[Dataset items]
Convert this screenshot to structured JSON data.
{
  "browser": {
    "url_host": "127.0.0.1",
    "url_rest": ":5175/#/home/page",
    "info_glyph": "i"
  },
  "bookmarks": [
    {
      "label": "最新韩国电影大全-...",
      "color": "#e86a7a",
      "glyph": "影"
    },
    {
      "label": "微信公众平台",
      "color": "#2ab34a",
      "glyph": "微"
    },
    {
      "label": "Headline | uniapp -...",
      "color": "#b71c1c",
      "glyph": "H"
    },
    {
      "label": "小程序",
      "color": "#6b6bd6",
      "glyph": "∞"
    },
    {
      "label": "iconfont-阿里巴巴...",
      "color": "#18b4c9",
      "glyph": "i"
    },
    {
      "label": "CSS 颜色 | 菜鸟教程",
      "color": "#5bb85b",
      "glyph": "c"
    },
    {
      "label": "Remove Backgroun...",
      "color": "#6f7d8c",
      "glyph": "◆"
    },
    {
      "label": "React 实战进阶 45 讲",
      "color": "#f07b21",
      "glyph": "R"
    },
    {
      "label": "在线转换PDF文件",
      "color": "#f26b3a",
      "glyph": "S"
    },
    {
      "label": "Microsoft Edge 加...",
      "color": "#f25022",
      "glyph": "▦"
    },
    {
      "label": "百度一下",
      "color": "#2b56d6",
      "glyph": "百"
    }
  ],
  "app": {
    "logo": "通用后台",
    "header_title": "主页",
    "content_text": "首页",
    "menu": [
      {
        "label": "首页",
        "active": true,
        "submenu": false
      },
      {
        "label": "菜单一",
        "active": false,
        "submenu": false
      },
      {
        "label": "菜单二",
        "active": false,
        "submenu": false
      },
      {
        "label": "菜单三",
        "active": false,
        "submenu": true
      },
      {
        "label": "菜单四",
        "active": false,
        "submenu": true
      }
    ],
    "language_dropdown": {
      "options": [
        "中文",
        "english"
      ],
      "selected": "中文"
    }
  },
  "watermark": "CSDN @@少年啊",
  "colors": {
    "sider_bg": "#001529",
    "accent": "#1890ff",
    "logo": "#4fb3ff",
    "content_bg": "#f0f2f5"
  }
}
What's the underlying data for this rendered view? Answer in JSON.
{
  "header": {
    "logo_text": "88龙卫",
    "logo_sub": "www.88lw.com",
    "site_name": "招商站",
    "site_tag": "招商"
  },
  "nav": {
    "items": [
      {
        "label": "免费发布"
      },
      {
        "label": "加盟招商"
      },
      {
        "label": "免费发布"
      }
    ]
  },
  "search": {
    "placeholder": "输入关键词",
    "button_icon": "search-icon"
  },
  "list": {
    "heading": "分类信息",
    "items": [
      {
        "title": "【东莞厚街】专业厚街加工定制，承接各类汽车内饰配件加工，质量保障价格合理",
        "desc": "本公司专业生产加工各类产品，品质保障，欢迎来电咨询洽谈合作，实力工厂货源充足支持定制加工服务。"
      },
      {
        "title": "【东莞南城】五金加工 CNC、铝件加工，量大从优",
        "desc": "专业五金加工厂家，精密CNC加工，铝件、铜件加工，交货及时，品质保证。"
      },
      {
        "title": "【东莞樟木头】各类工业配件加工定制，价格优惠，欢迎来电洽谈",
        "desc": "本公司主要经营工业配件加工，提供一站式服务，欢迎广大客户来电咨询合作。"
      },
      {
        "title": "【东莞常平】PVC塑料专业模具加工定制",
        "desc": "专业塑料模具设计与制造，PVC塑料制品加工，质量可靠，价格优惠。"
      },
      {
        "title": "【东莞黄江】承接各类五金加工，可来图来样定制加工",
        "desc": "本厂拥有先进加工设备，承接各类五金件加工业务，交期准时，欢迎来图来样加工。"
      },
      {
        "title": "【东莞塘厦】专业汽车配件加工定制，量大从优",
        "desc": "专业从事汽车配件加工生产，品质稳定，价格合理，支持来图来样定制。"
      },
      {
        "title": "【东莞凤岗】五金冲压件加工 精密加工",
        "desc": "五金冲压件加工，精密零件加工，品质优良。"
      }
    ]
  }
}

» **Aim of the exercise**
Return each line of the records above exactly as it reads.

» **Final answer**
Convert this screenshot to structured JSON data.
{
  "browser": {
    "url_host": "127.0.0.1",
    "url_rest": ":5175/#/home/page",
    "info_glyph": "i"
  },
  "bookmarks": [
    {
      "label": "最新韩国电影大全-...",
      "color": "#e86a7a",
      "glyph": "影"
    },
    {
      "label": "微信公众平台",
      "color": "#2ab34a",
      "glyph": "微"
    },
    {
      "label": "Headline | uniapp -...",
      "color": "#b71c1c",
      "glyph": "H"
    },
    {
      "label": "小程序",
      "color": "#6b6bd6",
      "glyph": "∞"
    },
    {
      "label": "iconfont-阿里巴巴...",
      "color": "#18b4c9",
      "glyph": "i"
    },
    {
      "label": "CSS 颜色 | 菜鸟教程",
      "color": "#5bb85b",
      "glyph": "c"
    },
    {
      "label": "Remove Backgroun...",
      "color": "#6f7d8c",
      "glyph": "◆"
    },
    {
      "label": "React 实战进阶 45 讲",
      "color": "#f07b21",
      "glyph": "R"
    },
    {
      "label": "在线转换PDF文件",
      "color": "#f26b3a",
      "glyph": "S"
    },
    {
      "label": "Microsoft Edge 加...",
      "color": "#f25022",
      "glyph": "▦"
    },
    {
      "label": "百度一下",
      "color": "#2b56d6",
      "glyph": "百"
    }
  ],
  "app": {
    "logo": "通用后台",
    "header_title": "主页",
    "content_text": "首页",
    "menu": [
      {
        "label": "首页",
        "active": true,
        "submenu": false
      },
      {
        "label": "菜单一",
        "active": false,
        "submenu": false
      },
      {
        "label": "菜单二",
        "active": false,
        "submenu": false
      },
      {
        "label": "菜单三",
        "active": false,
        "submenu": true
      },
      {
        "label": "菜单四",
        "active": false,
        "submenu": true
      }
    ],
    "language_dropdown": {
      "options": [
        "中文",
        "english"
      ],
      "selected": "中文"
    }
  },
  "watermark": "CSDN @@少年啊",
  "colors": {
    "sider_bg": "#001529",
    "accent": "#1890ff",
    "logo": "#4fb3ff",
    "content_bg": "#f0f2f5"
  }
}
What's the underlying data for this rendered view? Answer in JSON.
{
  "header": {
    "logo_text": "88龙卫",
    "logo_sub": "www.88lw.com",
    "site_name": "招商站",
    "site_tag": "招商"
  },
  "nav": {
    "items": [
      {
        "label": "免费发布"
      },
      {
        "label": "加盟招商"
      },
      {
        "label": "免费发布"
      }
    ]
  },
  "search": {
    "placeholder": "输入关键词",
    "button_icon": "search-icon"
  },
  "list": {
    "heading": "分类信息",
    "items": [
      {
        "title": "【东莞厚街】专业厚街加工定制，承接各类汽车内饰配件加工，质量保障价格合理",
        "desc": "本公司专业生产加工各类产品，品质保障，欢迎来电咨询洽谈合作，实力工厂货源充足支持定制加工服务。"
      },
      {
        "title": "【东莞南城】五金加工 CNC、铝件加工，量大从优",
        "desc": "专业五金加工厂家，精密CNC加工，铝件、铜件加工，交货及时，品质保证。"
      },
      {
        "title": "【东莞樟木头】各类工业配件加工定制，价格优惠，欢迎来电洽谈",
        "desc": "本公司主要经营工业配件加工，提供一站式服务，欢迎广大客户来电咨询合作。"
      },
      {
        "title": "【东莞常平】PVC塑料专业模具加工定制",
        "desc": "专业塑料模具设计与制造，PVC塑料制品加工，质量可靠，价格优惠。"
      },
      {
        "title": "【东莞黄江】承接各类五金加工，可来图来样定制加工",
        "desc": "本厂拥有先进加工设备，承接各类五金件加工业务，交期准时，欢迎来图来样加工。"
      },
      {
        "title": "【东莞塘厦】专业汽车配件加工定制，量大从优",
        "desc": "专业从事汽车配件加工生产，品质稳定，价格合理，支持来图来样定制。"
      },
      {
        "title": "【东莞凤岗】五金冲压件加工 精密加工",
        "desc": "五金冲压件加工，精密零件加工，品质优良。"
      }
    ]
  }
}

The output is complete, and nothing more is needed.